REQUIREMENT -> Reproduce all of the data word for word.

(begin)

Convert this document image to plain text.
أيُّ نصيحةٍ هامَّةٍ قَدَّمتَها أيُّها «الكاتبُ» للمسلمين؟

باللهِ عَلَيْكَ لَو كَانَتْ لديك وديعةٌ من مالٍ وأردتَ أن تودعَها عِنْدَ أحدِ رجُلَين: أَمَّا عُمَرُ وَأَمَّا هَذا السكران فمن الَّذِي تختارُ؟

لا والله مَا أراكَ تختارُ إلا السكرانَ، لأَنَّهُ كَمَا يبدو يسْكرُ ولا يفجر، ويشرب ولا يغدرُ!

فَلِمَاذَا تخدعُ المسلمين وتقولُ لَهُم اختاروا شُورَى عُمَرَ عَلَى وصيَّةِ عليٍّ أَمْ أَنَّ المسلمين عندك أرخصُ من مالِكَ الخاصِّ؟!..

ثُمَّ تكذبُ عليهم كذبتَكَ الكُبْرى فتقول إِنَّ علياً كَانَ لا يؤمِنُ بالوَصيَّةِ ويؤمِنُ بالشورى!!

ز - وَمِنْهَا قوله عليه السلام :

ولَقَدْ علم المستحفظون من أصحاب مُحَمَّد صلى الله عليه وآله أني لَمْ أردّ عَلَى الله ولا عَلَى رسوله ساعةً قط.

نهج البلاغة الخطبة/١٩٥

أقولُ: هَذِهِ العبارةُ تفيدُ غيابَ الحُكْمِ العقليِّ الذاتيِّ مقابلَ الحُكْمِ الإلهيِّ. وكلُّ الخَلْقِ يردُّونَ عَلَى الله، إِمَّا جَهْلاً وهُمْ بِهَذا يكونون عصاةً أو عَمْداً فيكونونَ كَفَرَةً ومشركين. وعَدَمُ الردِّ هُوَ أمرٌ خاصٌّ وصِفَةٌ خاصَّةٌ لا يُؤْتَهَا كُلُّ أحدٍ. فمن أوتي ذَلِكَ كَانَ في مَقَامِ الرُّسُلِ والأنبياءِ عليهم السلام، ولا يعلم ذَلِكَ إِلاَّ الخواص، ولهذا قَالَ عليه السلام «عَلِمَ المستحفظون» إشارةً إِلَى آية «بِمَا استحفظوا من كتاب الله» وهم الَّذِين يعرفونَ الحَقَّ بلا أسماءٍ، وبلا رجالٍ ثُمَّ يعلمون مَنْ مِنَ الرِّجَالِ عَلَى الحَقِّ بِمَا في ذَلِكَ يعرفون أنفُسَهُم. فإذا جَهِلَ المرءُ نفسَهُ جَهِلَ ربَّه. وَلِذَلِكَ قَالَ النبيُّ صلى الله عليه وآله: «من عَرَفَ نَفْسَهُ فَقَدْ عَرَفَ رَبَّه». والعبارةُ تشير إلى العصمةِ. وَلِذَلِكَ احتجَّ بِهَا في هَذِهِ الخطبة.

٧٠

(end)

OUTPUT OF THE TASK ->
Convert this document image to plain text.
أيُّ نصيحةٍ هامَّةٍ قَدَّمتَها أيُّها «الكاتبُ» للمسلمين؟

باللهِ عَلَيْكَ لَو كَانَتْ لديك وديعةٌ من مالٍ وأردتَ أن تودعَها عِنْدَ أحدِ رجُلَين: أَمَّا عُمَرُ وَأَمَّا هَذا السكران فمن الَّذِي تختارُ؟

لا والله مَا أراكَ تختارُ إلا السكرانَ، لأَنَّهُ كَمَا يبدو يسْكرُ ولا يفجر، ويشرب ولا يغدرُ!

فَلِمَاذَا تخدعُ المسلمين وتقولُ لَهُم اختاروا شُورَى عُمَرَ عَلَى وصيَّةِ عليٍّ أَمْ أَنَّ المسلمين عندك أرخصُ من مالِكَ الخاصِّ؟!..

ثُمَّ تكذبُ عليهم كذبتَكَ الكُبْرى فتقول إِنَّ علياً كَانَ لا يؤمِنُ بالوَصيَّةِ ويؤمِنُ بالشورى!!

ز - وَمِنْهَا قوله عليه السلام :

ولَقَدْ علم المستحفظون من أصحاب مُحَمَّد صلى الله عليه وآله أني لَمْ أردّ عَلَى الله ولا عَلَى رسوله ساعةً قط.

نهج البلاغة الخطبة/١٩٥

أقولُ: هَذِهِ العبارةُ تفيدُ غيابَ الحُكْمِ العقليِّ الذاتيِّ مقابلَ الحُكْمِ الإلهيِّ. وكلُّ الخَلْقِ يردُّونَ عَلَى الله، إِمَّا جَهْلاً وهُمْ بِهَذا يكونون عصاةً أو عَمْداً فيكونونَ كَفَرَةً ومشركين. وعَدَمُ الردِّ هُوَ أمرٌ خاصٌّ وصِفَةٌ خاصَّةٌ لا يُؤْتَهَا كُلُّ أحدٍ. فمن أوتي ذَلِكَ كَانَ في مَقَامِ الرُّسُلِ والأنبياءِ عليهم السلام، ولا يعلم ذَلِكَ إِلاَّ الخواص، ولهذا قَالَ عليه السلام «عَلِمَ المستحفظون» إشارةً إِلَى آية «بِمَا استحفظوا من كتاب الله» وهم الَّذِين يعرفونَ الحَقَّ بلا أسماءٍ، وبلا رجالٍ ثُمَّ يعلمون مَنْ مِنَ الرِّجَالِ عَلَى الحَقِّ بِمَا في ذَلِكَ يعرفون أنفُسَهُم. فإذا جَهِلَ المرءُ نفسَهُ جَهِلَ ربَّه. وَلِذَلِكَ قَالَ النبيُّ صلى الله عليه وآله: «من عَرَفَ نَفْسَهُ فَقَدْ عَرَفَ رَبَّه». والعبارةُ تشير إلى العصمةِ. وَلِذَلِكَ احتجَّ بِهَا في هَذِهِ الخطبة.

٧٠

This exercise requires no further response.